Raw records
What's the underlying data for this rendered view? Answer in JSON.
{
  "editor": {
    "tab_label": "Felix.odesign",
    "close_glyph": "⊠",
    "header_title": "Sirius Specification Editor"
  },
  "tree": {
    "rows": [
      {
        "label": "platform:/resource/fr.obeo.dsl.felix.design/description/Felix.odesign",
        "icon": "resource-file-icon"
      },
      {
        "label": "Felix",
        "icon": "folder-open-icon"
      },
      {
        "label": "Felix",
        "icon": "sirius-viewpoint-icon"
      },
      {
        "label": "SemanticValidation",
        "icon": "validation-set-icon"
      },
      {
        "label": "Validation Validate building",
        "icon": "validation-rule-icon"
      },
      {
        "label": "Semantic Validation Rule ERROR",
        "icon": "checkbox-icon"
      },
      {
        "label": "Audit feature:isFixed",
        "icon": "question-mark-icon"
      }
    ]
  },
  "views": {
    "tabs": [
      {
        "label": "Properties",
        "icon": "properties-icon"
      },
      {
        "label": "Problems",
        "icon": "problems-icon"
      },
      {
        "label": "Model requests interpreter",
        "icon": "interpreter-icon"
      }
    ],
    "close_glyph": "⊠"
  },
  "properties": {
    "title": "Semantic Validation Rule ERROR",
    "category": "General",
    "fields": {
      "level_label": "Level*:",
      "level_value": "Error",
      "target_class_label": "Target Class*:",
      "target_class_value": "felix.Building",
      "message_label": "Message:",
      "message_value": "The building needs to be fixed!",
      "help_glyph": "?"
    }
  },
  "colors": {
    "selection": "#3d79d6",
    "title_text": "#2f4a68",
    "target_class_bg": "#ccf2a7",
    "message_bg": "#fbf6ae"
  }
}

...

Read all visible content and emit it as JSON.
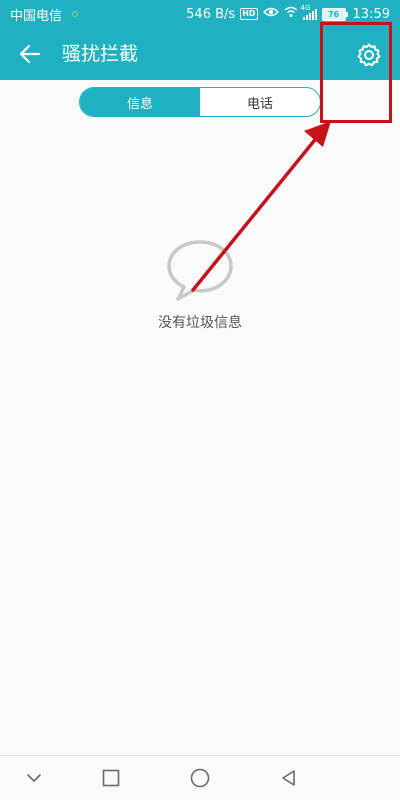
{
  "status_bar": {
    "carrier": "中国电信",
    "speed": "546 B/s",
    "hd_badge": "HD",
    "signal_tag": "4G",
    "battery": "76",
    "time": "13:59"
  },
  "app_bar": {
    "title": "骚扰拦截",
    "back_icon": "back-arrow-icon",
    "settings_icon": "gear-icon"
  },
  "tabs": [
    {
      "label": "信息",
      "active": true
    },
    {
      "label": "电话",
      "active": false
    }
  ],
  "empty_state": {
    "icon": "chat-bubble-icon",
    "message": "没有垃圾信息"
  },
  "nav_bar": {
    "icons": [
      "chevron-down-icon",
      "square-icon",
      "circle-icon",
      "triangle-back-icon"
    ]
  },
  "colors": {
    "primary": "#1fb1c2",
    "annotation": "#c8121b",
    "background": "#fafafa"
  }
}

> TASK INSTRUCTIONS
Copy every line of the entries above in which "resource" occurs.

> RESULT OF THIS EXERCISE
        "label": "platform:/resource/fr.obeo.dsl.felix.design/description/Felix.odesign",
        "icon": "resource-file-icon"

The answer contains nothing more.